— What to do —
Collect all lines from the records below that include the word "reducción".

** start Material **

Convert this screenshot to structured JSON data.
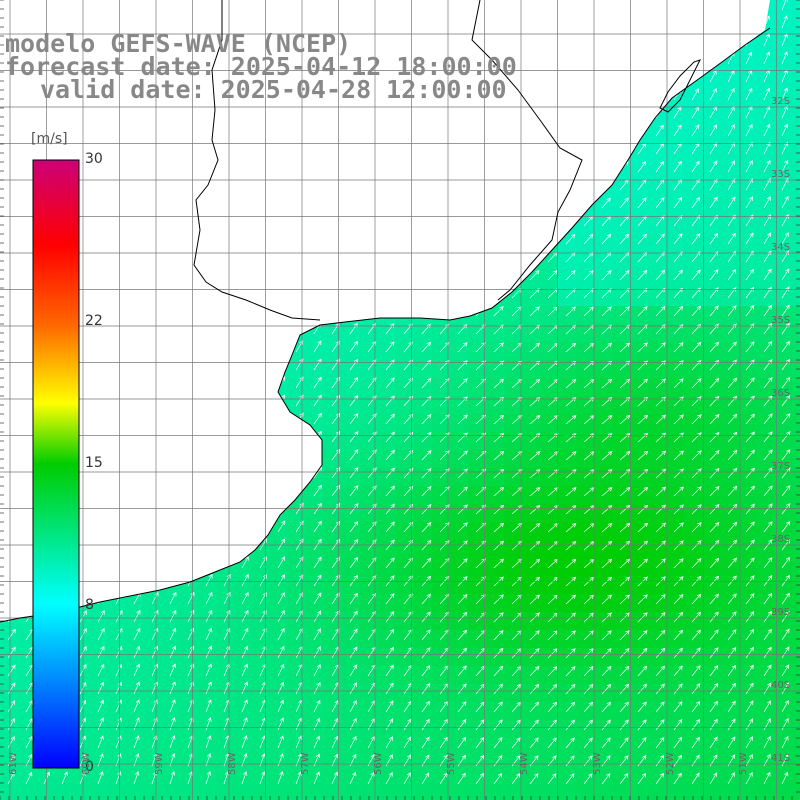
{
  "title": {
    "line1": "modelo GEFS-WAVE (NCEP)",
    "line2": "forecast date: 2025-04-12 18:00:00",
    "line3": "valid date: 2025-04-28 12:00:00"
  },
  "colorbar": {
    "unit": "[m/s]",
    "ticks": [
      "30",
      "22",
      "15",
      "8",
      "0"
    ],
    "tick_values": [
      30,
      22,
      15,
      8,
      0
    ],
    "range": [
      0,
      30
    ]
  },
  "grid": {
    "lat_labels": [
      "32S",
      "33S",
      "34S",
      "35S",
      "36S",
      "37S",
      "38S",
      "39S",
      "40S",
      "41S"
    ],
    "lat_values": [
      -32,
      -33,
      -34,
      -35,
      -36,
      -37,
      -38,
      -39,
      -40,
      -41
    ],
    "lon_labels": [
      "61W",
      "60W",
      "59W",
      "58W",
      "57W",
      "56W",
      "55W",
      "54W",
      "53W",
      "52W",
      "51W"
    ],
    "lon_values": [
      -61,
      -60,
      -59,
      -58,
      -57,
      -56,
      -55,
      -54,
      -53,
      -52,
      -51
    ]
  },
  "colors": {
    "land": "#ffffff",
    "gridline": "#777777",
    "coastline": "#000000",
    "arrows": "#ffffff"
  }
}
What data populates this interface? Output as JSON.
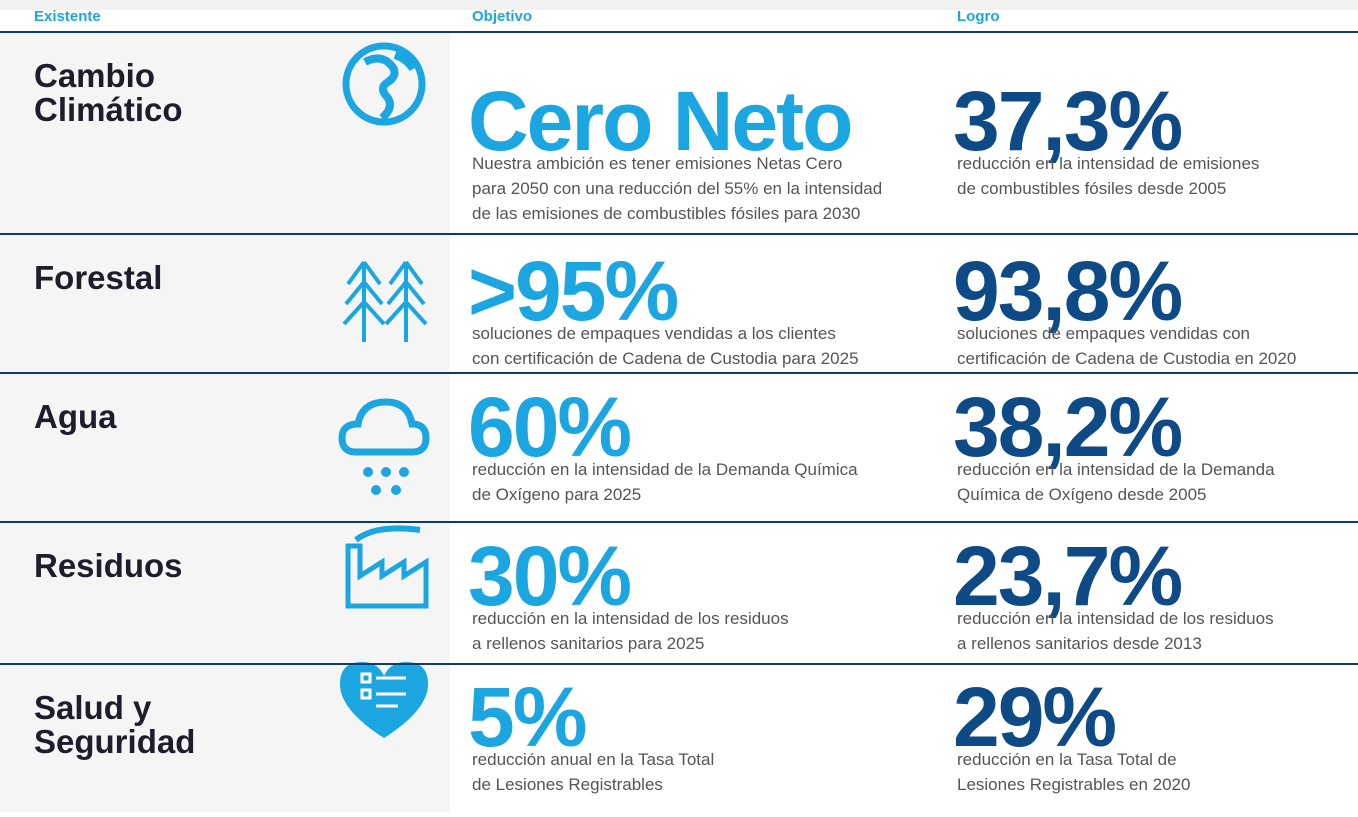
{
  "header": {
    "columns": [
      "Existente",
      "Objetivo",
      "Logro"
    ]
  },
  "rows": [
    {
      "label": [
        "Cambio",
        "Climático"
      ],
      "target": "Cero Neto",
      "target_text": [
        "Nuestra ambición es tener emisiones Netas Cero",
        "para 2050 con una reducción del 55% en la intensidad",
        "de las emisiones de combustibles fósiles para 2030"
      ],
      "achievement": "37,3%",
      "achievement_text": [
        "reducción en la intensidad de emisiones",
        "de combustibles fósiles desde 2005"
      ]
    },
    {
      "label": [
        "Forestal"
      ],
      "target": ">95%",
      "target_text": [
        "soluciones de empaques vendidas a los clientes",
        "con certificación de Cadena de Custodia para 2025"
      ],
      "achievement": "93,8%",
      "achievement_text": [
        "soluciones de empaques vendidas con",
        "certificación de Cadena de Custodia en 2020"
      ]
    },
    {
      "label": [
        "Agua"
      ],
      "target": "60%",
      "target_text": [
        "reducción en la intensidad de la Demanda Química",
        "de Oxígeno para 2025"
      ],
      "achievement": "38,2%",
      "achievement_text": [
        "reducción en la intensidad de la Demanda",
        "Química de Oxígeno desde 2005"
      ]
    },
    {
      "label": [
        "Residuos"
      ],
      "target": "30%",
      "target_text": [
        "reducción en la intensidad de los residuos",
        "a rellenos sanitarios para 2025"
      ],
      "achievement": "23,7%",
      "achievement_text": [
        "reducción en la intensidad de los residuos",
        "a rellenos sanitarios desde 2013"
      ]
    },
    {
      "label": [
        "Salud y",
        "Seguridad"
      ],
      "target": "5%",
      "target_text": [
        "reducción anual en la Tasa Total",
        "de Lesiones Registrables"
      ],
      "achievement": "29%",
      "achievement_text": [
        "reducción en la Tasa Total de",
        "Lesiones Registrables en 2020"
      ]
    }
  ]
}
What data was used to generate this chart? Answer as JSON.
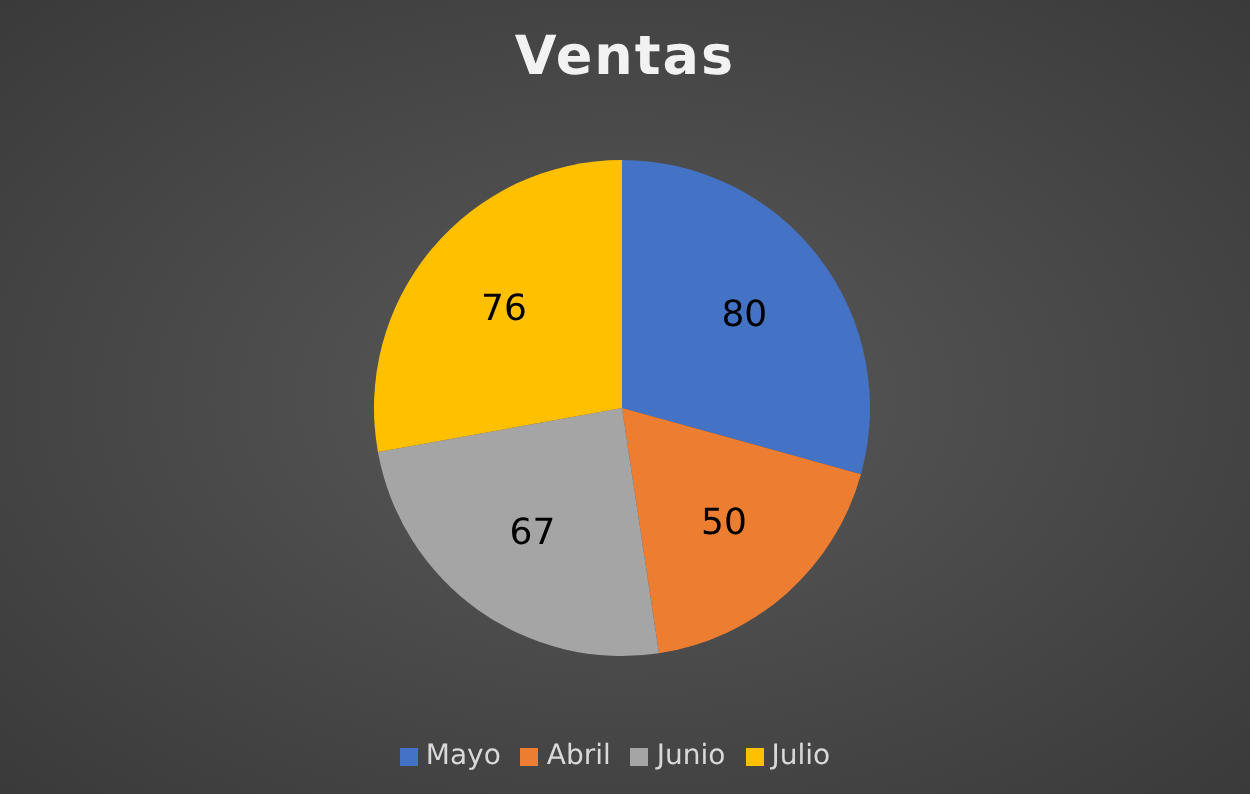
{
  "chart_data": {
    "type": "pie",
    "title": "Ventas",
    "categories": [
      "Mayo",
      "Abril",
      "Junio",
      "Julio"
    ],
    "values": [
      80,
      50,
      67,
      76
    ],
    "colors": [
      "#4472c4",
      "#ed7d31",
      "#a5a5a5",
      "#ffc000"
    ],
    "data_labels": true,
    "legend": "bottom"
  }
}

** end Material **

— Result for this exercise —
        "para 2050 con una reducción del 55% en la intensidad",
        "reducción en la intensidad de emisiones",
        "reducción en la intensidad de la Demanda Química",
        "reducción en la intensidad de la Demanda",
        "reducción en la intensidad de los residuos",
        "reducción en la intensidad de los residuos",
        "reducción anual en la Tasa Total",
        "reducción en la Tasa Total de",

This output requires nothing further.